**EXERCISE REQUIREMENTS:**
Only the lines from the line containing "What does this" to the end of the entries should be repeated, exactly as they appear.

**DATA PROVIDED:**
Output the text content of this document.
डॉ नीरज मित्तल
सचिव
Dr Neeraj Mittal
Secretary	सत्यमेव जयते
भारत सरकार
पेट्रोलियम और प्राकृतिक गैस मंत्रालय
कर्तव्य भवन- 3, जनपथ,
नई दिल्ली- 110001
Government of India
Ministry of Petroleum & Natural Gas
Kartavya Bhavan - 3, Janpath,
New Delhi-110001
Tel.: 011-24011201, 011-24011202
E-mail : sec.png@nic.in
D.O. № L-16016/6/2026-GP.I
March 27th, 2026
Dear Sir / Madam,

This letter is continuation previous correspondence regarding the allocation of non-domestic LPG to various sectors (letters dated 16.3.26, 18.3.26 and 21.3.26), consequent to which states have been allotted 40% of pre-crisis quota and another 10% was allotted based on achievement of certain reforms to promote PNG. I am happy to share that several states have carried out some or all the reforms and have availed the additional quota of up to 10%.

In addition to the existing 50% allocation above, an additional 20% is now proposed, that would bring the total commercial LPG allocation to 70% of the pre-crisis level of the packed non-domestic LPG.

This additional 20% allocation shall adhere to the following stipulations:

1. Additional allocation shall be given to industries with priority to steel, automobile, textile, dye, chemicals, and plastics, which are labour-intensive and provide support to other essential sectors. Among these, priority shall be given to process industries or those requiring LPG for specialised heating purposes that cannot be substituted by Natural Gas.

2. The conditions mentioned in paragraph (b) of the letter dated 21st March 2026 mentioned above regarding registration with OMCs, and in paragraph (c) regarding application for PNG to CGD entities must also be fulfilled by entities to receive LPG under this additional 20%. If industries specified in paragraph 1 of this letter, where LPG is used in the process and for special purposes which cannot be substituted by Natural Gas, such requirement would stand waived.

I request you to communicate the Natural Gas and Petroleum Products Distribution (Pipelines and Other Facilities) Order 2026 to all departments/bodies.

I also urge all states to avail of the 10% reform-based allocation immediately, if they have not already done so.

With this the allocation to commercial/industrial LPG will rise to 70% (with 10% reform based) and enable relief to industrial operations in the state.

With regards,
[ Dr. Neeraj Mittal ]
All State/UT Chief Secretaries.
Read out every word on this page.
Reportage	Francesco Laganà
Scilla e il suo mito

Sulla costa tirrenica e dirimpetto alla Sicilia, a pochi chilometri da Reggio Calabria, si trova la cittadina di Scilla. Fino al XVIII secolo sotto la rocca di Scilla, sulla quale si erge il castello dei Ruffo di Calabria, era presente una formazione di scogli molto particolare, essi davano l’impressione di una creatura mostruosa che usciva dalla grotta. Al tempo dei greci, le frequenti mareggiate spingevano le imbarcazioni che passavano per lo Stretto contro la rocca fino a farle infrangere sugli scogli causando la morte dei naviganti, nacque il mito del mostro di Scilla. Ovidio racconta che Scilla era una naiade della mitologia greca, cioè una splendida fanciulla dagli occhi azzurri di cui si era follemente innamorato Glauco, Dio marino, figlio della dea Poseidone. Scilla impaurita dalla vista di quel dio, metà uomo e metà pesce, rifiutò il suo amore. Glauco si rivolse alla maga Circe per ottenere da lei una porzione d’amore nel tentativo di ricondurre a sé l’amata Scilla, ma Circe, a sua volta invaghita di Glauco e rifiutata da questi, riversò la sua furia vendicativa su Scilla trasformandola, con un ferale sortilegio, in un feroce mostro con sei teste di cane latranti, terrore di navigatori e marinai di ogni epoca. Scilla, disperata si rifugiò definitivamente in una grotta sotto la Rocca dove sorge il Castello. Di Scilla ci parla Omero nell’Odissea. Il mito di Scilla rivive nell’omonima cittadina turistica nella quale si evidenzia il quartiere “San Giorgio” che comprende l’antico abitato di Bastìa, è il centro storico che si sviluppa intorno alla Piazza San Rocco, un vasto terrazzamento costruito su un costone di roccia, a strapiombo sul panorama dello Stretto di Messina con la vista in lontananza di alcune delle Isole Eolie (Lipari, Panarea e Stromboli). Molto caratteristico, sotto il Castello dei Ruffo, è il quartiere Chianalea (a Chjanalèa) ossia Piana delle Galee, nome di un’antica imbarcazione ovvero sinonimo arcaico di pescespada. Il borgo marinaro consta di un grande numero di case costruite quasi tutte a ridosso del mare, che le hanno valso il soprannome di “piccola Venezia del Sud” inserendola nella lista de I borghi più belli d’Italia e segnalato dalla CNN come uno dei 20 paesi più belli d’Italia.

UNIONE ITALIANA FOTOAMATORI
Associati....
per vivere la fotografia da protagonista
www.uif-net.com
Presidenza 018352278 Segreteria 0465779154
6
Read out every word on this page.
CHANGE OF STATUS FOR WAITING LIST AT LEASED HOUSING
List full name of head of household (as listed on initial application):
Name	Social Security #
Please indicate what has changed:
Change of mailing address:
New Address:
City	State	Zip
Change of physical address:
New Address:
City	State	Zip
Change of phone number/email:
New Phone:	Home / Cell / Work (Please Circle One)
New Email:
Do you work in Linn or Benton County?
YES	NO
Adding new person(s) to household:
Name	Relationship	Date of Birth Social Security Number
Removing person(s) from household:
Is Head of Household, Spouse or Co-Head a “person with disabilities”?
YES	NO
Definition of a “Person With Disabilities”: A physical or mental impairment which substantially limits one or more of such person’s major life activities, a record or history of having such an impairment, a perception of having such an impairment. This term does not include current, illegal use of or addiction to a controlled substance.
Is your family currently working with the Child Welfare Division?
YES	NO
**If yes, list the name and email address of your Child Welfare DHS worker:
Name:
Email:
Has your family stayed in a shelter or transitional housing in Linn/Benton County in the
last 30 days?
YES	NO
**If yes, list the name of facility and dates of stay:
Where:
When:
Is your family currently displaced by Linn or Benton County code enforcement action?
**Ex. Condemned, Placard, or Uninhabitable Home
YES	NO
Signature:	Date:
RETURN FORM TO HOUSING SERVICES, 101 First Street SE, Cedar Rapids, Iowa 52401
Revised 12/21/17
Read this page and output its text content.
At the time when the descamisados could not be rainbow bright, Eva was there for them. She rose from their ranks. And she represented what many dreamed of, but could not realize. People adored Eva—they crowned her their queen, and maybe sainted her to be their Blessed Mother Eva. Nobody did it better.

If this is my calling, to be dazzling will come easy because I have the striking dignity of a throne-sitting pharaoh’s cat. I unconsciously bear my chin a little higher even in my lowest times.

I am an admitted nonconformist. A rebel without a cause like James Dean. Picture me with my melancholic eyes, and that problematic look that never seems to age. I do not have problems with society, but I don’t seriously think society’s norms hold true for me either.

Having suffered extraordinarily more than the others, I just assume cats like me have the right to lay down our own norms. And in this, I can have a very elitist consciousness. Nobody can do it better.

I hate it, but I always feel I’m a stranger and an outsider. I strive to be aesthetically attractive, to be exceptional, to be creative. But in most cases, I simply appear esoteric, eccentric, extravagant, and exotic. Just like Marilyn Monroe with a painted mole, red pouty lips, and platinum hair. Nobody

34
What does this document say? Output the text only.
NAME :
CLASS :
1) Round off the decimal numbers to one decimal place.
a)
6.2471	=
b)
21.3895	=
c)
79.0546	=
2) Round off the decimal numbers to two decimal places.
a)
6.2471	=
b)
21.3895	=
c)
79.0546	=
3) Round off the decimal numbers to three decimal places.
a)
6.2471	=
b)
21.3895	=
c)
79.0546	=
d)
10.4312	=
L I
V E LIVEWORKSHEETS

**WRITTEN RESPONSE:**
What does this document say? Output the text only.
NAME :
CLASS :
1) Round off the decimal numbers to one decimal place.
a)
6.2471	=
b)
21.3895	=
c)
79.0546	=
2) Round off the decimal numbers to two decimal places.
a)
6.2471	=
b)
21.3895	=
c)
79.0546	=
3) Round off the decimal numbers to three decimal places.
a)
6.2471	=
b)
21.3895	=
c)
79.0546	=
d)
10.4312	=
L I
V E LIVEWORKSHEETS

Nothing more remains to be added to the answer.